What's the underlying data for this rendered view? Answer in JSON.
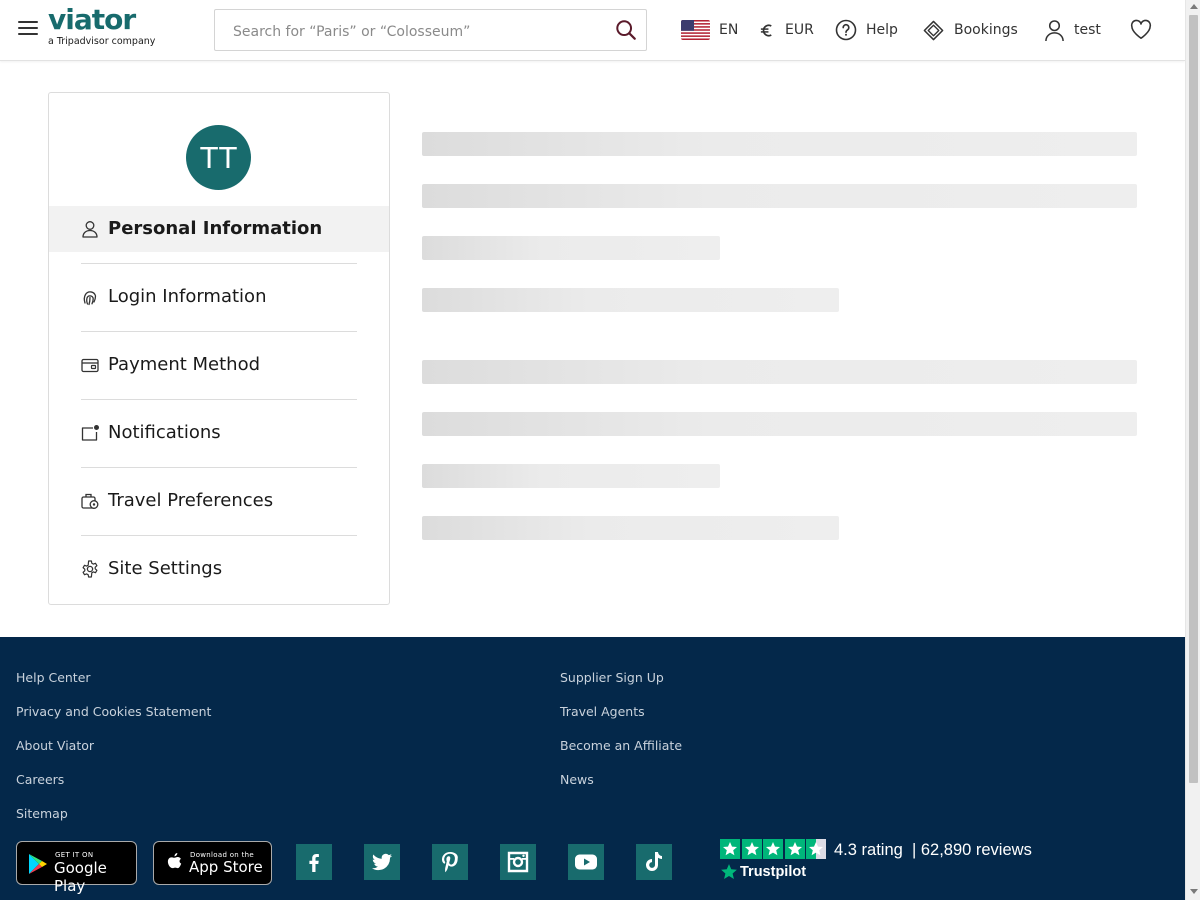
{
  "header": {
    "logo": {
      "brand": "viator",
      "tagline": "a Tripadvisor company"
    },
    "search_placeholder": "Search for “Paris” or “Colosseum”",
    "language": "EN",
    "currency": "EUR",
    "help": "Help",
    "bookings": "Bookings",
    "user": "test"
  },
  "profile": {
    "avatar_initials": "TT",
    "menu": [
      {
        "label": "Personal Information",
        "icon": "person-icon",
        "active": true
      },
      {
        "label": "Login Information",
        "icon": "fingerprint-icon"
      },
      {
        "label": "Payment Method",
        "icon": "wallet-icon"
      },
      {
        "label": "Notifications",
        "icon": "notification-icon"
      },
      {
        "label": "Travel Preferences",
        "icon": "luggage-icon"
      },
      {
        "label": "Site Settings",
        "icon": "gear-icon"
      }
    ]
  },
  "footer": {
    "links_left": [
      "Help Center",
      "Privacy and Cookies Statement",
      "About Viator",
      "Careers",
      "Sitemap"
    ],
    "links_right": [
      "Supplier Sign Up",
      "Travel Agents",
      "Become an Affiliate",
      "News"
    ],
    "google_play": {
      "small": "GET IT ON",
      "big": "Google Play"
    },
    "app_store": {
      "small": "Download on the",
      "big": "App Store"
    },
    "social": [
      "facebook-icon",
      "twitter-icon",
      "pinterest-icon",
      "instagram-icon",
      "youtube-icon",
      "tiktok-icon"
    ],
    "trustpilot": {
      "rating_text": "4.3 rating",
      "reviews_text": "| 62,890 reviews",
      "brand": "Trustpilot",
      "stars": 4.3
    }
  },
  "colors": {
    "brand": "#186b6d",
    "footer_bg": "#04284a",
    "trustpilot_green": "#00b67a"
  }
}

==============================

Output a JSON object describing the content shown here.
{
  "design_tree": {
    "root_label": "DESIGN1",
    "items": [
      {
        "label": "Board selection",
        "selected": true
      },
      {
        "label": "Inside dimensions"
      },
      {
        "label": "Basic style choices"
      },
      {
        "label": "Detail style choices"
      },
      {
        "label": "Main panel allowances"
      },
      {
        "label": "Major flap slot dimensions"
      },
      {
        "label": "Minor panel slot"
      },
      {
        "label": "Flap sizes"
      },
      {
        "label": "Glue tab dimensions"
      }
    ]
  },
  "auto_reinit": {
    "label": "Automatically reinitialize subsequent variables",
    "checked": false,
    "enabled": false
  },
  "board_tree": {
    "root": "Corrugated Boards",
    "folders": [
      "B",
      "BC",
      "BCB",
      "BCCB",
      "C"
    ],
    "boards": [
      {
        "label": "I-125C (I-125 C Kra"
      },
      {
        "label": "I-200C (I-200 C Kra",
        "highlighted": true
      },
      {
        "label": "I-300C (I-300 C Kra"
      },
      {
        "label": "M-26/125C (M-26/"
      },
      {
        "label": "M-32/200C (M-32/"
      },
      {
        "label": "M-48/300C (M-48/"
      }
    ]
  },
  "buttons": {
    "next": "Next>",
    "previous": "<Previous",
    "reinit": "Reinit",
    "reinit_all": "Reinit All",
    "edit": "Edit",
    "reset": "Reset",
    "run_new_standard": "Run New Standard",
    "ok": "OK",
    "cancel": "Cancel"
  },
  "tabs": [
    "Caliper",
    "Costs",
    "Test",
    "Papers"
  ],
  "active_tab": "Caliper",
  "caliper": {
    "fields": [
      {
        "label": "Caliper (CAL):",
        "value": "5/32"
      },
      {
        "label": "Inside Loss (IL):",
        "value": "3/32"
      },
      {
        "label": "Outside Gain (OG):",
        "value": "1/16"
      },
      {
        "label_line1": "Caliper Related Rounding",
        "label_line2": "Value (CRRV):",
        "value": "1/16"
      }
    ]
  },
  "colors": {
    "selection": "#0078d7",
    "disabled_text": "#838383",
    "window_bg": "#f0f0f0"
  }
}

==============================

- [Your objective]:
Copy every line of the entries above in which "slot" occurs.

- [Solution to the problem]:
        "label": "Major flap slot dimensions"
        "label": "Minor panel slot"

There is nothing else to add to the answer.